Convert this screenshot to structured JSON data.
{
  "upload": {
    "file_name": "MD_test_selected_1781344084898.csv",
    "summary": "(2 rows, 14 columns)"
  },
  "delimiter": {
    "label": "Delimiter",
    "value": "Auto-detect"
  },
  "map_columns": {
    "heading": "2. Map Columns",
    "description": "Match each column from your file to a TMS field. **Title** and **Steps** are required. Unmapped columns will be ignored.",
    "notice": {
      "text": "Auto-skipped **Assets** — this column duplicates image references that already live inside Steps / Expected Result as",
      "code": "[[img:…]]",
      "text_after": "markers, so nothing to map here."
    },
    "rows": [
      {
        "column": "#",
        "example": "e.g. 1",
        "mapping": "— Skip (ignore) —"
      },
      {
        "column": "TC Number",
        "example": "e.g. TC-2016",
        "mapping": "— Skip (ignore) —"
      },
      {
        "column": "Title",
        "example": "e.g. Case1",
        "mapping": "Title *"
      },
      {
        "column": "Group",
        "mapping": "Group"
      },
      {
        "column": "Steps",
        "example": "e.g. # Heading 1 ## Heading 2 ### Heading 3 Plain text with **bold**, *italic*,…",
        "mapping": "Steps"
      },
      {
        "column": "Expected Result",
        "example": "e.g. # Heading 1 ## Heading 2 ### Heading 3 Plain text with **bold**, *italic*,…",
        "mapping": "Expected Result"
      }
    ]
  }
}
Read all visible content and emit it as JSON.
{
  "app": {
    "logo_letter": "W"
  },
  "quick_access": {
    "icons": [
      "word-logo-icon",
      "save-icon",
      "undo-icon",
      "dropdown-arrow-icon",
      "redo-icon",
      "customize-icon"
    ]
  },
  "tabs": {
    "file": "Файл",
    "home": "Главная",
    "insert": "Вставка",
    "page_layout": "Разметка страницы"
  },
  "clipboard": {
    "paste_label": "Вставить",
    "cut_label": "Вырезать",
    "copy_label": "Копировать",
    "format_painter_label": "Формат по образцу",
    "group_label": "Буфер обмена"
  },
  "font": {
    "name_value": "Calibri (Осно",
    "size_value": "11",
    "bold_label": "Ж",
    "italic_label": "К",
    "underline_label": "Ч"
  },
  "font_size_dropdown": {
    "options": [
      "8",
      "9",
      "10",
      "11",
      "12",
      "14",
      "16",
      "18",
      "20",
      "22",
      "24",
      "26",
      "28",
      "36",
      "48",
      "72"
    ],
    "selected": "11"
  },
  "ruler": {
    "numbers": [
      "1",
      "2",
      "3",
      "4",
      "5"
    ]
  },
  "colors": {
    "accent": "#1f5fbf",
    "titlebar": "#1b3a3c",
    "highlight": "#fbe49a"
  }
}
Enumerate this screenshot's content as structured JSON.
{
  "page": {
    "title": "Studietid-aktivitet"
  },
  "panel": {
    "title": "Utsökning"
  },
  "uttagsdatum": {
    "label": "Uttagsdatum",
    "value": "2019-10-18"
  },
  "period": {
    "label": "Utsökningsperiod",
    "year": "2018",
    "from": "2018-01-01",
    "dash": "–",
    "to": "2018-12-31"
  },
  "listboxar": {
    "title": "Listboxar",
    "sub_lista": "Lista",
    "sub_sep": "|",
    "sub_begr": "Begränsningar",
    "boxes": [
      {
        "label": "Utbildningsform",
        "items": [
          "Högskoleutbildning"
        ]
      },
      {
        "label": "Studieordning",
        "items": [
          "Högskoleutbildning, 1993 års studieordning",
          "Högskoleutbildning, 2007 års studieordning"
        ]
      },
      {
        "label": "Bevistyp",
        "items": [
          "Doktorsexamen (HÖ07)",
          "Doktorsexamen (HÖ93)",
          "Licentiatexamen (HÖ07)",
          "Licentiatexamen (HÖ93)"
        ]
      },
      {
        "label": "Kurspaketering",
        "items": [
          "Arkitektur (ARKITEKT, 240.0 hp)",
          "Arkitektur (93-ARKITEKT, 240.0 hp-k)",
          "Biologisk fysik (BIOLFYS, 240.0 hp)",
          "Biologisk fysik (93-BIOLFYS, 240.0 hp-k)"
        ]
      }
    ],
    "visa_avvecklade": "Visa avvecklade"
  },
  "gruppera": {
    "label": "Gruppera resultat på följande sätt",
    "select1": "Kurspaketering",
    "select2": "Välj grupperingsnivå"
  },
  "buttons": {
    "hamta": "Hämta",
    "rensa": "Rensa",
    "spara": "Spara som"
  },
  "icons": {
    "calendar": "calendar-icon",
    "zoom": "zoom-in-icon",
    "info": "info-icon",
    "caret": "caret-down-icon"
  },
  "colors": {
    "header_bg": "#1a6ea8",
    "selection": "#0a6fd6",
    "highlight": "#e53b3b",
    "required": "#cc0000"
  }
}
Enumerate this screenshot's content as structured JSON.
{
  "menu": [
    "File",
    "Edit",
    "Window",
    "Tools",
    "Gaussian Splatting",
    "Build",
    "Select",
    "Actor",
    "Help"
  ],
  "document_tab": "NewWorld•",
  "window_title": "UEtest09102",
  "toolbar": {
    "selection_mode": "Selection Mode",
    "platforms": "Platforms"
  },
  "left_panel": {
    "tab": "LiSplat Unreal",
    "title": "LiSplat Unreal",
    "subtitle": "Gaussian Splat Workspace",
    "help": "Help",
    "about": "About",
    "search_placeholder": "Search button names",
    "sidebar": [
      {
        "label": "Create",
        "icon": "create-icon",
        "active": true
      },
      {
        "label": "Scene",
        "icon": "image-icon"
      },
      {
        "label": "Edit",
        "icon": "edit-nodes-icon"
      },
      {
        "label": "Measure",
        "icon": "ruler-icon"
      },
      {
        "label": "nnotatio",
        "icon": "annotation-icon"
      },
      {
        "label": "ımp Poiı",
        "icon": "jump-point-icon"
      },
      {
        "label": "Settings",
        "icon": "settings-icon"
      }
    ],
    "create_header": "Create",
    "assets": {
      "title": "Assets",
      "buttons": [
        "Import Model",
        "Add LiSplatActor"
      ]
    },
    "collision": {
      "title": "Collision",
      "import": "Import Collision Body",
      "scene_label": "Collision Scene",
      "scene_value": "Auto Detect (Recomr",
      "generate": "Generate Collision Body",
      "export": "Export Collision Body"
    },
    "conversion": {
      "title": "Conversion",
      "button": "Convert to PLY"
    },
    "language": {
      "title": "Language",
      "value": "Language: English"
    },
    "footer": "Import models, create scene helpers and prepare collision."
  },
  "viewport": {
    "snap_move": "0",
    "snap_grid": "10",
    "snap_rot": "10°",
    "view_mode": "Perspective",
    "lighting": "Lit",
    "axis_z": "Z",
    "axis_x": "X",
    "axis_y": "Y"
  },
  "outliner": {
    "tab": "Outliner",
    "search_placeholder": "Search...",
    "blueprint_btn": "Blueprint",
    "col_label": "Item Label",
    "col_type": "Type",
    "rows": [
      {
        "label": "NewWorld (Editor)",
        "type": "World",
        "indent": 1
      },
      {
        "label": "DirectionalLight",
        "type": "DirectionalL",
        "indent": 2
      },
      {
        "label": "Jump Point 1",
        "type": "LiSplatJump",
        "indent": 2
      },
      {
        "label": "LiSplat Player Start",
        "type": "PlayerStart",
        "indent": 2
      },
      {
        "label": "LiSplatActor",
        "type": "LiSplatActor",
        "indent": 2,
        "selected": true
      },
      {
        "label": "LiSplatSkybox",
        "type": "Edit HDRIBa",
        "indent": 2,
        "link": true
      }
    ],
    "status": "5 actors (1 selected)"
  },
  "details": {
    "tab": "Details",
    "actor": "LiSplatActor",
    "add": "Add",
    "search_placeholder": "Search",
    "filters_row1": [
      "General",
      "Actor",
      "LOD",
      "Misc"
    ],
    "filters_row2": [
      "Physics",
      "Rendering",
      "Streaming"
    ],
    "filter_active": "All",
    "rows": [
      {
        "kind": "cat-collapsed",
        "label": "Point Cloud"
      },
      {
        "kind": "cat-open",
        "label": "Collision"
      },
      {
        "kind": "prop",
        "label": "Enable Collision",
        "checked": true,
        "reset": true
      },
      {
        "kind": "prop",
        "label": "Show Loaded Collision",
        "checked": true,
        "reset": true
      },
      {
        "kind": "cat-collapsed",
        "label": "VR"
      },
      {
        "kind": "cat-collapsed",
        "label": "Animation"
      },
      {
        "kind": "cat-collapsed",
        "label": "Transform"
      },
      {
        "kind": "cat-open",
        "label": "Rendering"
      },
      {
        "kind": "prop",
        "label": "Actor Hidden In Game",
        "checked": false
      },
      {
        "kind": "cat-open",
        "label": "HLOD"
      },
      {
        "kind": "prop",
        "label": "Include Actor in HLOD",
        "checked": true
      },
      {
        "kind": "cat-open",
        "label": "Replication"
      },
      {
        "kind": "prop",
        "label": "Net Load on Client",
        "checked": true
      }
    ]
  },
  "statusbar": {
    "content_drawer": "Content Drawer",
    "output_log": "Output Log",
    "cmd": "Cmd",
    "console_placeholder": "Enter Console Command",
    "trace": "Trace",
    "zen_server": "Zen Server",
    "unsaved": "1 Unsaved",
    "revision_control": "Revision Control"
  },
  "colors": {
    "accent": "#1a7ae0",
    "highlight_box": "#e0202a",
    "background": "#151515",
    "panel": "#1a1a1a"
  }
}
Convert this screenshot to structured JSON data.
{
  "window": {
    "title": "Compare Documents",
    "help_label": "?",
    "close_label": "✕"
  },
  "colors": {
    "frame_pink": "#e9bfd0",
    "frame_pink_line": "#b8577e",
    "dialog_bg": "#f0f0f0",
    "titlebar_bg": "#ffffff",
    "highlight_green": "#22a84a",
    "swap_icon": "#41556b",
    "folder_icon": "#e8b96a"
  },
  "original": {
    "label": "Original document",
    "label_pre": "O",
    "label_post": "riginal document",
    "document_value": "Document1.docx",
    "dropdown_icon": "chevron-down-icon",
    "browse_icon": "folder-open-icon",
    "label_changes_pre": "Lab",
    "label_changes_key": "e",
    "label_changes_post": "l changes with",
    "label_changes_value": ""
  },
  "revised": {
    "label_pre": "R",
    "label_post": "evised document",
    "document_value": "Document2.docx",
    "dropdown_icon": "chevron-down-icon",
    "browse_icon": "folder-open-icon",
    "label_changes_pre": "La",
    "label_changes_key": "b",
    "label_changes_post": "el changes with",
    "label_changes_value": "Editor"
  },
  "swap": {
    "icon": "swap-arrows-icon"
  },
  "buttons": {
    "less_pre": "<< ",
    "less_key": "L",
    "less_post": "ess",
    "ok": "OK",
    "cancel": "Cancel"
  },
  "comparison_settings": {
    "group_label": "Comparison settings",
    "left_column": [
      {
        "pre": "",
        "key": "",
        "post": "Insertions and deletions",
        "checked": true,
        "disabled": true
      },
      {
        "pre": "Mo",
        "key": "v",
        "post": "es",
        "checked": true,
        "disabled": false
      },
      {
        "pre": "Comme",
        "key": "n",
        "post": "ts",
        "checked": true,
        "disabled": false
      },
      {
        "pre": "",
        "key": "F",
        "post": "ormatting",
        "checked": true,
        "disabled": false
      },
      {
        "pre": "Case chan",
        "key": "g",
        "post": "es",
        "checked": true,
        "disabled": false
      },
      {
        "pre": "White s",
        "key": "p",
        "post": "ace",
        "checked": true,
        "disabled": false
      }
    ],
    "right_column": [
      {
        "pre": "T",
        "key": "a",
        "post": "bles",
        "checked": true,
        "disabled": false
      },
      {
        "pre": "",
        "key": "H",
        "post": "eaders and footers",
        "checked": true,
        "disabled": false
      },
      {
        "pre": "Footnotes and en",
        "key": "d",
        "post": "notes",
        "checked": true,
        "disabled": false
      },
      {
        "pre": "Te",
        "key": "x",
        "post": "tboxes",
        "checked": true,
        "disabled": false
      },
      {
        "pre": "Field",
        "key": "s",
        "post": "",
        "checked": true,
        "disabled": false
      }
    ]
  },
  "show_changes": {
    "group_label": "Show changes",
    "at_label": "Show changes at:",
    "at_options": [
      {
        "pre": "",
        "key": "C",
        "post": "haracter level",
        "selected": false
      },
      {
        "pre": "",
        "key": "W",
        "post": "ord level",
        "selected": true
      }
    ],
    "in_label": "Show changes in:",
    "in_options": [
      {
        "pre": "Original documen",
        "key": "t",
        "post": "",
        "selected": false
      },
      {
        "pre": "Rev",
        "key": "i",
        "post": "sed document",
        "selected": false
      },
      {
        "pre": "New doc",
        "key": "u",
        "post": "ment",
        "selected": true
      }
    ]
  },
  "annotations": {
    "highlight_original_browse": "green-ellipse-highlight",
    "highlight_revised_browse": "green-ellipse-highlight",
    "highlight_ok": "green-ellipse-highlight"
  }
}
# # # #
→ What you will do
Check each line of the records for the word "fysik", and show the lines that contain it.

→ Correct answer
          "Biologisk fysik (BIOLFYS, 240.0 hp)",
          "Biologisk fysik (93-BIOLFYS, 240.0 hp-k)"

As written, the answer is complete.